▸ Working data:
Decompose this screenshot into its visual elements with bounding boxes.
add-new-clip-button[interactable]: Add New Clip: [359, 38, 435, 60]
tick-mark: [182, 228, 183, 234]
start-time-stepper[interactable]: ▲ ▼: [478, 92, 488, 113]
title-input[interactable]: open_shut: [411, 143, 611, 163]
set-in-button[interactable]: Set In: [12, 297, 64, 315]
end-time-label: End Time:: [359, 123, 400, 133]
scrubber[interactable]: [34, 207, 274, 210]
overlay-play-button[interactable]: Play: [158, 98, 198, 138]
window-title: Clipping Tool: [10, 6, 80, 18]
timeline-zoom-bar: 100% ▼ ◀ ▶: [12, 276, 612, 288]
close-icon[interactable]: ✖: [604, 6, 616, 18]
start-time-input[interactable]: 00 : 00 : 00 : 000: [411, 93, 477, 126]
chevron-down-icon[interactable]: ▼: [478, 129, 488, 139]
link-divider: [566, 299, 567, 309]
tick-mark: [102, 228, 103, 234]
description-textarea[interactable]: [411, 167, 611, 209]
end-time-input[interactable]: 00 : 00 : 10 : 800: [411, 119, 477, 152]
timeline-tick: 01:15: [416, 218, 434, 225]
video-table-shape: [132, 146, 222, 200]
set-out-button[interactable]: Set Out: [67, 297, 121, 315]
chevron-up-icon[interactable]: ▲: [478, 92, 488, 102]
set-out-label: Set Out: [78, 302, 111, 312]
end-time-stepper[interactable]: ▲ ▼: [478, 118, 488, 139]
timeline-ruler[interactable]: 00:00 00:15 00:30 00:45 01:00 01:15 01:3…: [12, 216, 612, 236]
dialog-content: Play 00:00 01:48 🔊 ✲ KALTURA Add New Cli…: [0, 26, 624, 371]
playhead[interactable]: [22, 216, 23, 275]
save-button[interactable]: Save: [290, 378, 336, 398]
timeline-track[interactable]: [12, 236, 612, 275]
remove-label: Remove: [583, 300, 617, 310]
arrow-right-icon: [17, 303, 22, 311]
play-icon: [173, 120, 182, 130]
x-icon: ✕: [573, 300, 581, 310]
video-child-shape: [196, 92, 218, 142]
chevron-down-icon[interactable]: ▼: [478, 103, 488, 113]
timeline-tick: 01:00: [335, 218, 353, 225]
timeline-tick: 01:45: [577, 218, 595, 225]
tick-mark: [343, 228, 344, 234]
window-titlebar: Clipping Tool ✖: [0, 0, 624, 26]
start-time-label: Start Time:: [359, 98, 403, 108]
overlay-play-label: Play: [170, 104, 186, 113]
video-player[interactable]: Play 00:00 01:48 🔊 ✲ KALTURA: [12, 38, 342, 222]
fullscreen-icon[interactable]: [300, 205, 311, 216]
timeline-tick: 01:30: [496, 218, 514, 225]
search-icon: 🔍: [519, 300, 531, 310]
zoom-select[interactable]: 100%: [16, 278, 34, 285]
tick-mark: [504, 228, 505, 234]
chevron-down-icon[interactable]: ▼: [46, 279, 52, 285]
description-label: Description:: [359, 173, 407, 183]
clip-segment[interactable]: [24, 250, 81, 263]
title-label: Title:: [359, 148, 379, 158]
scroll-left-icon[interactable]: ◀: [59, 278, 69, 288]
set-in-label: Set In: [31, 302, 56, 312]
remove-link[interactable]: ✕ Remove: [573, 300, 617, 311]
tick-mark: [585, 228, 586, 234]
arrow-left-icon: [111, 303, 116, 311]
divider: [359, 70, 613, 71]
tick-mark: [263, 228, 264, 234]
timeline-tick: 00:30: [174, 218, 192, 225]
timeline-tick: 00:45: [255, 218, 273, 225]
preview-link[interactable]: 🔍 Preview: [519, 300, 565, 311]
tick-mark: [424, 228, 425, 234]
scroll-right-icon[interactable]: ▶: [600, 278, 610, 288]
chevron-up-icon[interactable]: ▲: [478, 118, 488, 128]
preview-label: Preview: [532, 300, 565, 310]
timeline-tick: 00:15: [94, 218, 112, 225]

▸ What you are asked to do: Switch "scrubber" to "seek-bar" in everything from the start of the material down to the line containing "remove-label: Remove: [583, 300, 617, 310]", and give back only those lines with nothing else changed.

▸ Task response:
Decompose this screenshot into its visual elements with bounding boxes.
add-new-clip-button[interactable]: Add New Clip: [359, 38, 435, 60]
tick-mark: [182, 228, 183, 234]
start-time-stepper[interactable]: ▲ ▼: [478, 92, 488, 113]
title-input[interactable]: open_shut: [411, 143, 611, 163]
set-in-button[interactable]: Set In: [12, 297, 64, 315]
end-time-label: End Time:: [359, 123, 400, 133]
seek-bar[interactable]: [34, 207, 274, 210]
overlay-play-button[interactable]: Play: [158, 98, 198, 138]
window-title: Clipping Tool: [10, 6, 80, 18]
timeline-zoom-bar: 100% ▼ ◀ ▶: [12, 276, 612, 288]
close-icon[interactable]: ✖: [604, 6, 616, 18]
start-time-input[interactable]: 00 : 00 : 00 : 000: [411, 93, 477, 126]
chevron-down-icon[interactable]: ▼: [478, 129, 488, 139]
link-divider: [566, 299, 567, 309]
tick-mark: [102, 228, 103, 234]
description-textarea[interactable]: [411, 167, 611, 209]
end-time-input[interactable]: 00 : 00 : 10 : 800: [411, 119, 477, 152]
timeline-tick: 01:15: [416, 218, 434, 225]
video-table-shape: [132, 146, 222, 200]
set-out-button[interactable]: Set Out: [67, 297, 121, 315]
chevron-up-icon[interactable]: ▲: [478, 92, 488, 102]
set-out-label: Set Out: [78, 302, 111, 312]
end-time-stepper[interactable]: ▲ ▼: [478, 118, 488, 139]
timeline-ruler[interactable]: 00:00 00:15 00:30 00:45 01:00 01:15 01:3…: [12, 216, 612, 236]
dialog-content: Play 00:00 01:48 🔊 ✲ KALTURA Add New Cli…: [0, 26, 624, 371]
playhead[interactable]: [22, 216, 23, 275]
save-button[interactable]: Save: [290, 378, 336, 398]
timeline-track[interactable]: [12, 236, 612, 275]
remove-label: Remove: [583, 300, 617, 310]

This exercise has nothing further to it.